→ Supplied data
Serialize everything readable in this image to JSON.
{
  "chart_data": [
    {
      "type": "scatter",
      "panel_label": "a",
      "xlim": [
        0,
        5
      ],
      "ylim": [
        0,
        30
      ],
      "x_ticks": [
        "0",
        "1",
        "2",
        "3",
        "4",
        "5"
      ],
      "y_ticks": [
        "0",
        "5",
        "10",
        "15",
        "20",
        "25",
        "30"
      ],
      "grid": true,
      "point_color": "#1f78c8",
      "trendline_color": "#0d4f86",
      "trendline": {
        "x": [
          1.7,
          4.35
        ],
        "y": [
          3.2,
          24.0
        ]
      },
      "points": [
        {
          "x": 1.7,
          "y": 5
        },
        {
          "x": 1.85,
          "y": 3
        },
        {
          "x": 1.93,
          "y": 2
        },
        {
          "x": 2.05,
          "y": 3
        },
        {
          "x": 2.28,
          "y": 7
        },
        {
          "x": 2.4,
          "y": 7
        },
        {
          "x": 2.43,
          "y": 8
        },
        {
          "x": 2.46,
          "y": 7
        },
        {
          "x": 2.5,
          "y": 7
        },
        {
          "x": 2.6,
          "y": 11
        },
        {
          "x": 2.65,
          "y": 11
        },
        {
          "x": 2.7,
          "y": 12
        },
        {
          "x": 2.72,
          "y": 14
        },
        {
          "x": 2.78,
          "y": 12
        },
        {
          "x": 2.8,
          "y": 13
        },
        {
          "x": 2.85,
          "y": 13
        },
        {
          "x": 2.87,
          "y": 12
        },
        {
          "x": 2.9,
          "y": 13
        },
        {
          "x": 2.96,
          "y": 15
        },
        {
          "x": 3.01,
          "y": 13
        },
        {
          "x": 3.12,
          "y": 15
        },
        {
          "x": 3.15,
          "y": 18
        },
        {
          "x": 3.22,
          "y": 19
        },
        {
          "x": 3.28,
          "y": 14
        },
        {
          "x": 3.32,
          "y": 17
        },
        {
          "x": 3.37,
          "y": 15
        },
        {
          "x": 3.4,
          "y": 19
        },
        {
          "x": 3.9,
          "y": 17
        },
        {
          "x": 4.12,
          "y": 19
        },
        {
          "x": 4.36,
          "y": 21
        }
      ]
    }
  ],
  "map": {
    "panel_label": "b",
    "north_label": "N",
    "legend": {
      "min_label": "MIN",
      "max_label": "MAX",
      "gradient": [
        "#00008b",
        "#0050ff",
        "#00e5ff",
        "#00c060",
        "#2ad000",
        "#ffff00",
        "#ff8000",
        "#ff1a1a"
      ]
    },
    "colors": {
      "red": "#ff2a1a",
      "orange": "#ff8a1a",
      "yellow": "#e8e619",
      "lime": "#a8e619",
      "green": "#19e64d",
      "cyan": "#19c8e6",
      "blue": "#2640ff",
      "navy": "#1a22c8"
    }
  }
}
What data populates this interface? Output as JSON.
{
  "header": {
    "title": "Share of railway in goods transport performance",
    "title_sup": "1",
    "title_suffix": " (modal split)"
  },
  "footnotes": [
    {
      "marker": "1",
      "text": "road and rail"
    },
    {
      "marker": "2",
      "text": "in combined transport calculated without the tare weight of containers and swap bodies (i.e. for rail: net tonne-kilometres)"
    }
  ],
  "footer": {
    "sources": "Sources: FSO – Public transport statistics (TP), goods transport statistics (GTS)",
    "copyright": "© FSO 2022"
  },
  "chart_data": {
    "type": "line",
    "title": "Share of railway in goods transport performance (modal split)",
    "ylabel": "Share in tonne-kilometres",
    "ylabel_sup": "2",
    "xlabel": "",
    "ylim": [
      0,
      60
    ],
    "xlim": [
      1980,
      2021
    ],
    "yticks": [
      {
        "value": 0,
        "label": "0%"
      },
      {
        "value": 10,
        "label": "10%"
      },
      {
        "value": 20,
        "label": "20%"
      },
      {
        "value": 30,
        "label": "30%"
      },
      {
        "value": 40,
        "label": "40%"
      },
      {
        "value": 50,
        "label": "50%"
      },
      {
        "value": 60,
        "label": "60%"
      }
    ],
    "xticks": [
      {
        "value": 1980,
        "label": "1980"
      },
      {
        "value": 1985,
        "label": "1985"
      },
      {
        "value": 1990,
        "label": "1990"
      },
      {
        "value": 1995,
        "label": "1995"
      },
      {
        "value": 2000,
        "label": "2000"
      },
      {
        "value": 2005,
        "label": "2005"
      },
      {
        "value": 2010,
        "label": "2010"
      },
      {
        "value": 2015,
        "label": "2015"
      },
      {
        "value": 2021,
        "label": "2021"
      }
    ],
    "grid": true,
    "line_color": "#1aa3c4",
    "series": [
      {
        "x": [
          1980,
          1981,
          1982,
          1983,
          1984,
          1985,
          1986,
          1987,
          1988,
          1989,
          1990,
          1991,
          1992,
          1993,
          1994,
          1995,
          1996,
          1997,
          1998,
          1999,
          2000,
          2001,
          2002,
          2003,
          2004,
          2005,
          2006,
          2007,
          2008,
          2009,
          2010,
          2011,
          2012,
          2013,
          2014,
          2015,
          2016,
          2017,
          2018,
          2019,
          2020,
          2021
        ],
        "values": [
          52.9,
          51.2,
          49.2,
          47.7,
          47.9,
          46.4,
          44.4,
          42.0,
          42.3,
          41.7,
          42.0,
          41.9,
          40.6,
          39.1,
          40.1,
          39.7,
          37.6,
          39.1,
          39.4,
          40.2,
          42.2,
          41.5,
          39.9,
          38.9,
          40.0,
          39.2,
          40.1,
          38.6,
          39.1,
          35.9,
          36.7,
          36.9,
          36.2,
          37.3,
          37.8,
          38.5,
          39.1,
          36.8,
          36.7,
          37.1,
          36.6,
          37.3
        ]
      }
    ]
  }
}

→ Aim of the task
Each record must be repeated exactly as it is.

→ Final result
Serialize everything readable in this image to JSON.
{
  "chart_data": [
    {
      "type": "scatter",
      "panel_label": "a",
      "xlim": [
        0,
        5
      ],
      "ylim": [
        0,
        30
      ],
      "x_ticks": [
        "0",
        "1",
        "2",
        "3",
        "4",
        "5"
      ],
      "y_ticks": [
        "0",
        "5",
        "10",
        "15",
        "20",
        "25",
        "30"
      ],
      "grid": true,
      "point_color": "#1f78c8",
      "trendline_color": "#0d4f86",
      "trendline": {
        "x": [
          1.7,
          4.35
        ],
        "y": [
          3.2,
          24.0
        ]
      },
      "points": [
        {
          "x": 1.7,
          "y": 5
        },
        {
          "x": 1.85,
          "y": 3
        },
        {
          "x": 1.93,
          "y": 2
        },
        {
          "x": 2.05,
          "y": 3
        },
        {
          "x": 2.28,
          "y": 7
        },
        {
          "x": 2.4,
          "y": 7
        },
        {
          "x": 2.43,
          "y": 8
        },
        {
          "x": 2.46,
          "y": 7
        },
        {
          "x": 2.5,
          "y": 7
        },
        {
          "x": 2.6,
          "y": 11
        },
        {
          "x": 2.65,
          "y": 11
        },
        {
          "x": 2.7,
          "y": 12
        },
        {
          "x": 2.72,
          "y": 14
        },
        {
          "x": 2.78,
          "y": 12
        },
        {
          "x": 2.8,
          "y": 13
        },
        {
          "x": 2.85,
          "y": 13
        },
        {
          "x": 2.87,
          "y": 12
        },
        {
          "x": 2.9,
          "y": 13
        },
        {
          "x": 2.96,
          "y": 15
        },
        {
          "x": 3.01,
          "y": 13
        },
        {
          "x": 3.12,
          "y": 15
        },
        {
          "x": 3.15,
          "y": 18
        },
        {
          "x": 3.22,
          "y": 19
        },
        {
          "x": 3.28,
          "y": 14
        },
        {
          "x": 3.32,
          "y": 17
        },
        {
          "x": 3.37,
          "y": 15
        },
        {
          "x": 3.4,
          "y": 19
        },
        {
          "x": 3.9,
          "y": 17
        },
        {
          "x": 4.12,
          "y": 19
        },
        {
          "x": 4.36,
          "y": 21
        }
      ]
    }
  ],
  "map": {
    "panel_label": "b",
    "north_label": "N",
    "legend": {
      "min_label": "MIN",
      "max_label": "MAX",
      "gradient": [
        "#00008b",
        "#0050ff",
        "#00e5ff",
        "#00c060",
        "#2ad000",
        "#ffff00",
        "#ff8000",
        "#ff1a1a"
      ]
    },
    "colors": {
      "red": "#ff2a1a",
      "orange": "#ff8a1a",
      "yellow": "#e8e619",
      "lime": "#a8e619",
      "green": "#19e64d",
      "cyan": "#19c8e6",
      "blue": "#2640ff",
      "navy": "#1a22c8"
    }
  }
}
What data populates this interface? Output as JSON.
{
  "header": {
    "title": "Share of railway in goods transport performance",
    "title_sup": "1",
    "title_suffix": " (modal split)"
  },
  "footnotes": [
    {
      "marker": "1",
      "text": "road and rail"
    },
    {
      "marker": "2",
      "text": "in combined transport calculated without the tare weight of containers and swap bodies (i.e. for rail: net tonne-kilometres)"
    }
  ],
  "footer": {
    "sources": "Sources: FSO – Public transport statistics (TP), goods transport statistics (GTS)",
    "copyright": "© FSO 2022"
  },
  "chart_data": {
    "type": "line",
    "title": "Share of railway in goods transport performance (modal split)",
    "ylabel": "Share in tonne-kilometres",
    "ylabel_sup": "2",
    "xlabel": "",
    "ylim": [
      0,
      60
    ],
    "xlim": [
      1980,
      2021
    ],
    "yticks": [
      {
        "value": 0,
        "label": "0%"
      },
      {
        "value": 10,
        "label": "10%"
      },
      {
        "value": 20,
        "label": "20%"
      },
      {
        "value": 30,
        "label": "30%"
      },
      {
        "value": 40,
        "label": "40%"
      },
      {
        "value": 50,
        "label": "50%"
      },
      {
        "value": 60,
        "label": "60%"
      }
    ],
    "xticks": [
      {
        "value": 1980,
        "label": "1980"
      },
      {
        "value": 1985,
        "label": "1985"
      },
      {
        "value": 1990,
        "label": "1990"
      },
      {
        "value": 1995,
        "label": "1995"
      },
      {
        "value": 2000,
        "label": "2000"
      },
      {
        "value": 2005,
        "label": "2005"
      },
      {
        "value": 2010,
        "label": "2010"
      },
      {
        "value": 2015,
        "label": "2015"
      },
      {
        "value": 2021,
        "label": "2021"
      }
    ],
    "grid": true,
    "line_color": "#1aa3c4",
    "series": [
      {
        "x": [
          1980,
          1981,
          1982,
          1983,
          1984,
          1985,
          1986,
          1987,
          1988,
          1989,
          1990,
          1991,
          1992,
          1993,
          1994,
          1995,
          1996,
          1997,
          1998,
          1999,
          2000,
          2001,
          2002,
          2003,
          2004,
          2005,
          2006,
          2007,
          2008,
          2009,
          2010,
          2011,
          2012,
          2013,
          2014,
          2015,
          2016,
          2017,
          2018,
          2019,
          2020,
          2021
        ],
        "values": [
          52.9,
          51.2,
          49.2,
          47.7,
          47.9,
          46.4,
          44.4,
          42.0,
          42.3,
          41.7,
          42.0,
          41.9,
          40.6,
          39.1,
          40.1,
          39.7,
          37.6,
          39.1,
          39.4,
          40.2,
          42.2,
          41.5,
          39.9,
          38.9,
          40.0,
          39.2,
          40.1,
          38.6,
          39.1,
          35.9,
          36.7,
          36.9,
          36.2,
          37.3,
          37.8,
          38.5,
          39.1,
          36.8,
          36.7,
          37.1,
          36.6,
          37.3
        ]
      }
    ]
  }
}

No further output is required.